→ Extract to read:
Memory Management in C++

Managing memory is an important part of developing software. It is especially important in firmware development due to the resource constraint nature of those applications. In some programming languages like Python or Java, the entirety of the memory management process is done automatically, thus relieving the programmer of memory management. However, complete automation causes inefficiencies in the final program. In C/C++, which are the standard languages for firmware development, only a portion of the memory management process is automated. The programmer has to manage a portion of the memory management process to develop efficient, robust firmware solutions.

To understand how to manage memory in C++, it is essential to recognize the memory layout of C++ programs.

Memory Layout of C++ Programs

The memory layout of a C++ program is the arrangement of the memory that it gets assigned by the Operating System.

Figure 1: Memory layout of a C++ program

As depicted in figure 1, it consists of five main sections. They are arranged from higher memory addresses to lower memory addresses as shown.

1) Text/Code Segment :

This portion of the assigned memory contains all the executable instructions of the program. It is read-only and it is located below both the Stack and the Heap to prevent Heap and Stack overflows from causing an overwrite.

2) Initialized Data Segment

This section of the allocated memory contains all the global and static variables of the program that have been initialized to some value.

3) Uninitialized Data Segment

This part of the designated memory contains all the global and static variables of the program that have not been initialized to any value.

4) Stack

The Stack is a section of the allocated memory that contain data that are associated with the current scope of the program. As the name suggests, it follows a LIFO structure.

5) Heap

The Heap is also a section of the assigned memory that holds data. However, it has no association with the Heap data structure. It is a pile of memory locations that are available for the programmer to utilize.

Although there are five main sections in the layout of the allocated memory of a C++ program, there are only two portions that relate to the memory management that need to be done by the programmer, the Stack and the Heap.

Stack Memory

As mentioned previously, the Stack is a section of the assigned program memory that contains data associated with the current scope of the program until the scope’s completion. Furthermore, the collection of data relating to a specific scope in the Stack is called a “Stack frame”. In the case of nested scopes, the Stack frame of the nested scope is loaded on top of its parent’s Stack frame. Since the nested scope is executed to completion before its parent scope due to the sequential nature of programs, the Stack memory behaves according to the LIFO structure. Moreover, the Stack saves data in contiguous memory locations. Therefore, allocating data onto the Stack is extremely efficient, since only the Stack Pointer needs to be moved by the size of the data.

The Stack memory is relatively small. Each Stack frame is stored in this Stack’s allocated space and the amount of memory that needs to be assigned for each Stack frame is calculated during the program’s compilation. Once the program goes out of a specific scope, the Stack frame of that scope is deleted automatically and those memory locations become free for a new Stack frame. If the entire Stack gets occupied and the program instructions request Stack memory for a new Stack frame, the program throws a “Stack Overflow” error.

Demonstration

• Allocating an integer on the Stack with the value 5

The “val” variable has been allocated to the Stack memory in the depicted memory location. Since the integer is 4 bytes, it is represented by four hexadecimal numbers.

→ Problem to work on: Pick up the article on C++ memory management after its last sentence and keep writing in the same style.

Element location listings:

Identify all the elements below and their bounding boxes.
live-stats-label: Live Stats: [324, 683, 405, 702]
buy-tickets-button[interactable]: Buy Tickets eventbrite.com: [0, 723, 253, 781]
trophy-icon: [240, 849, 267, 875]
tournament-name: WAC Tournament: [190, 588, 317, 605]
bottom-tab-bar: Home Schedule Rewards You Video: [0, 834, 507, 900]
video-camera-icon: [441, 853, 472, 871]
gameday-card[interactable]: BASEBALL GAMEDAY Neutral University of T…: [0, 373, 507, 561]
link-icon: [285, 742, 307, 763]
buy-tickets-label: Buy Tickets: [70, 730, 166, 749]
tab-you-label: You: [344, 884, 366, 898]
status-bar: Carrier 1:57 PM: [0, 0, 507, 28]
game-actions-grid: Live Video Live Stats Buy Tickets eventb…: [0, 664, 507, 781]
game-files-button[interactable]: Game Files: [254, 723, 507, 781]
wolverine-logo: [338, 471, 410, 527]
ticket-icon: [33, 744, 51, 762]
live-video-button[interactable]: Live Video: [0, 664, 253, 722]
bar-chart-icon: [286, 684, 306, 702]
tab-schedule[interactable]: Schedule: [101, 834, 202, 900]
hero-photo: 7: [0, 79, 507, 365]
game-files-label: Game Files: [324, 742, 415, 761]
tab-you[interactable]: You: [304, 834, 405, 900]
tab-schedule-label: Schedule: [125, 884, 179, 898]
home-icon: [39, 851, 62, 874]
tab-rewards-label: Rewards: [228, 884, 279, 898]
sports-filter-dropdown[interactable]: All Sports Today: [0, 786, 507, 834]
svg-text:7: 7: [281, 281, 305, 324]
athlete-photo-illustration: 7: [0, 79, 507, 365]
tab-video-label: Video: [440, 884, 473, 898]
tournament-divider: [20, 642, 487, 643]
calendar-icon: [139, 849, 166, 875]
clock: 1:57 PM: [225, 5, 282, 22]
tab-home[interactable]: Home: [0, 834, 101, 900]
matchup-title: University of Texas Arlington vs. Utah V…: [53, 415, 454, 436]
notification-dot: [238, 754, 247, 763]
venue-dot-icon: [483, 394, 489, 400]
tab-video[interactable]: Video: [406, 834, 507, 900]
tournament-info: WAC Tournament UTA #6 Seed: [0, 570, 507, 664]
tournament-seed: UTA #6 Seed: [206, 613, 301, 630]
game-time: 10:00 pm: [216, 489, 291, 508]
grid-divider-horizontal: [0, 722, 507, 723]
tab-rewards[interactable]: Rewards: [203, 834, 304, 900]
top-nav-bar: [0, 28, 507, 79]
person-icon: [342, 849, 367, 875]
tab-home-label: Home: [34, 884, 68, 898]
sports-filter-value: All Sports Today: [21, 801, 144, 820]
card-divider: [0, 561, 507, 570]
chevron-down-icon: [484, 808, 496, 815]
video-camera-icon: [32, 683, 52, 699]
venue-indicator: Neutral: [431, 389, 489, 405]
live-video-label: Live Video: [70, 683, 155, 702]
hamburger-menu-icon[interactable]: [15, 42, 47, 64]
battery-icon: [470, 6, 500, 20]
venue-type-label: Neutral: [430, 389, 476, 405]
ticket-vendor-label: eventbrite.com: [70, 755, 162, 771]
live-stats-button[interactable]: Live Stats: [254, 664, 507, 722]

→ Written answer:
• Automatic deletion of out-of-scope variables

As soon as the program goes out of the “func” function where the “example_obj” is created, that object gets automatically deleted.

• Allocating an integer array in the Stack

• Contiguous nature of the Stack

The value of the variable “val” and the values of the array “num_array” are saved in contiguous memory locations.

• Assembly code of allocating an integer and an integer array onto the Stack

It takes only one assembly instruction to allocate the integer variable on the Stack and three assembly instructions to allocate the integer array of length three on the Stack. Therefore, Stack allocation is extremely fast and efficient.

Heap Memory

The Heap memory is a part of the memory arrangement of a C++ program. However, it does not have any relation to the Heap data structure. Heap memory is a pile of memory locations that are available for the programmer’s use. Therefore, Heap memory is also known as a free store of memory.

Initially, when the program starts, a default size of memory is allocated as the Heap memory, but it is not fixed to that initial size. As the program progresses, if the programmer requests more Heap memory than what was initially allocated, the program will request more memory from the operating system for the Heap memory. Therefore, the Heap memory can grow during runtime. Hence, it is also referred to as Dynamic memory. Similarly, allocating data in the Heap memory is also termed dynamic memory allocation.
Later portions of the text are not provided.